-------- Data to process --------

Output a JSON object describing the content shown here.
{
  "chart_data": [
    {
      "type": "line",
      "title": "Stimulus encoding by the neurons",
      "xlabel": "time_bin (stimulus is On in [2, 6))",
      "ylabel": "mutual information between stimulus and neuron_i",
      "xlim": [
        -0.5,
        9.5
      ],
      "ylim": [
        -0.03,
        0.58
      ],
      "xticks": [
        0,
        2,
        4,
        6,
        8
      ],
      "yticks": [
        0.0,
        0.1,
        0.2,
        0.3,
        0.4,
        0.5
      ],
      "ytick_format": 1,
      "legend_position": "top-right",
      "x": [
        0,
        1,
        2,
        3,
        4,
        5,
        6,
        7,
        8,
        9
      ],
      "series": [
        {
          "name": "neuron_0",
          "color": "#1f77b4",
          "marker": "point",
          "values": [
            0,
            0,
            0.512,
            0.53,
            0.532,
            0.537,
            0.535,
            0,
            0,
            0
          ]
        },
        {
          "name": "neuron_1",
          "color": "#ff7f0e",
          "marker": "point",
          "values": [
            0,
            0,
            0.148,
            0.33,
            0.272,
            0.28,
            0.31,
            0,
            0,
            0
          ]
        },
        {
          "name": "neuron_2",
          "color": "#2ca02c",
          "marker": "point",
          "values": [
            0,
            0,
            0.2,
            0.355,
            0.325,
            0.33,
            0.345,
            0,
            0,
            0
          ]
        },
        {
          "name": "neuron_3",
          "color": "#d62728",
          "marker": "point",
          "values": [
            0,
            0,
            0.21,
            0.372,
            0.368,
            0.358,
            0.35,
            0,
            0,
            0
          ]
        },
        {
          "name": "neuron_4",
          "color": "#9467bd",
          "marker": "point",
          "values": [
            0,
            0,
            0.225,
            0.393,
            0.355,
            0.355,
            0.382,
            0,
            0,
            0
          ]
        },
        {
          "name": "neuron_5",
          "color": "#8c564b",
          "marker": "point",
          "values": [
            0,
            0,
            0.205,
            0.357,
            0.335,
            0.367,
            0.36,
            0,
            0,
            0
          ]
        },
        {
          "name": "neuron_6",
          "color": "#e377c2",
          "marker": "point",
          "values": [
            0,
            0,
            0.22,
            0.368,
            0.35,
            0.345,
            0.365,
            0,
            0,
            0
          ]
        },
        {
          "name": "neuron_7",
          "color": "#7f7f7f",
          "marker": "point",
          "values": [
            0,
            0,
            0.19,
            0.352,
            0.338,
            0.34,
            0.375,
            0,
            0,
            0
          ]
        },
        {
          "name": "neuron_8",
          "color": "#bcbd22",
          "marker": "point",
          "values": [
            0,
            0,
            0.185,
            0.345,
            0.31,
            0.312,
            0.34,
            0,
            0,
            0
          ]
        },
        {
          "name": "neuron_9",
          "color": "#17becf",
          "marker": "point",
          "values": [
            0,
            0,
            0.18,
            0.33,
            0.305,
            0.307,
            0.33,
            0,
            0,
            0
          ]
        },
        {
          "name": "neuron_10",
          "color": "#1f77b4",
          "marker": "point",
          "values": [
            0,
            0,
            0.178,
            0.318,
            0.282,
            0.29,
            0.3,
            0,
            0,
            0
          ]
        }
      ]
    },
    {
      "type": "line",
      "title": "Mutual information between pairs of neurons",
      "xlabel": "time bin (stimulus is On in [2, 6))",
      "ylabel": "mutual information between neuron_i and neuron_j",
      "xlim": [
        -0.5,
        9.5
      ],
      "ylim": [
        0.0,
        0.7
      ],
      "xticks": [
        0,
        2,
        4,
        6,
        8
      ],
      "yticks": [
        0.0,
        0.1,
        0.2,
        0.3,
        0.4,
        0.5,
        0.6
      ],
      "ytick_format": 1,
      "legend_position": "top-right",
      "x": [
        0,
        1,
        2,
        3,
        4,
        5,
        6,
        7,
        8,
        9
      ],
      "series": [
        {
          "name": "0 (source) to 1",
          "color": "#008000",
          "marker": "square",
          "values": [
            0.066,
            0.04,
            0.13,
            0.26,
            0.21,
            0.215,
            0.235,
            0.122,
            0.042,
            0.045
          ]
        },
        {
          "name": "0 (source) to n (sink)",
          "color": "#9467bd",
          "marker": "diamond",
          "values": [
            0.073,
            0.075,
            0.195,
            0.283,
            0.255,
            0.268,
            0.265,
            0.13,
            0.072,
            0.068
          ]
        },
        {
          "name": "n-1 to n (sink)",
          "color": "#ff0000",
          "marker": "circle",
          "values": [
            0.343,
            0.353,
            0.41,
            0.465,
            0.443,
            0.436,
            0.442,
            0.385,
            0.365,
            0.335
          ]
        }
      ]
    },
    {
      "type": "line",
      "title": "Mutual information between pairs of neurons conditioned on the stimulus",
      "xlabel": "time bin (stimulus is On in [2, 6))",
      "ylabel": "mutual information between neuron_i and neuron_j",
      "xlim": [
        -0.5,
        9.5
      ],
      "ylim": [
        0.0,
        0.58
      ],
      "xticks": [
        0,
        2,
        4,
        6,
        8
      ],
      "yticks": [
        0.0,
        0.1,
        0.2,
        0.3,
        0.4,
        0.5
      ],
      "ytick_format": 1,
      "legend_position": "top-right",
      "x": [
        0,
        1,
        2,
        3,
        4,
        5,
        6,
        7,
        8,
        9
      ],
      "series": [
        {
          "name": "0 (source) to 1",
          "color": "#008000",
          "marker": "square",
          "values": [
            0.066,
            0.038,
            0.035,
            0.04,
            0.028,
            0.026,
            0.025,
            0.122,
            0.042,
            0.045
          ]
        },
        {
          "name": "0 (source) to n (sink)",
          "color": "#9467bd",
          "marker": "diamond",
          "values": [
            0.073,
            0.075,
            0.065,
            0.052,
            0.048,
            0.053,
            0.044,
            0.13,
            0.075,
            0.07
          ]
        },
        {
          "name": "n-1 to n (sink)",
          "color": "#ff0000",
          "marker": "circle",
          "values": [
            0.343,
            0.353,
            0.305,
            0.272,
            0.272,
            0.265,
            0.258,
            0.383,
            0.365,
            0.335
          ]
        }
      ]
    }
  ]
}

--------

Goal
Find the word "information" in the data and copy out each line where it turns up.

Full solution
      "ylabel": "mutual information between stimulus and neuron_i",
      "title": "Mutual information between pairs of neurons",
      "ylabel": "mutual information between neuron_i and neuron_j",
      "title": "Mutual information between pairs of neurons conditioned on the stimulus",
      "ylabel": "mutual information between neuron_i and neuron_j",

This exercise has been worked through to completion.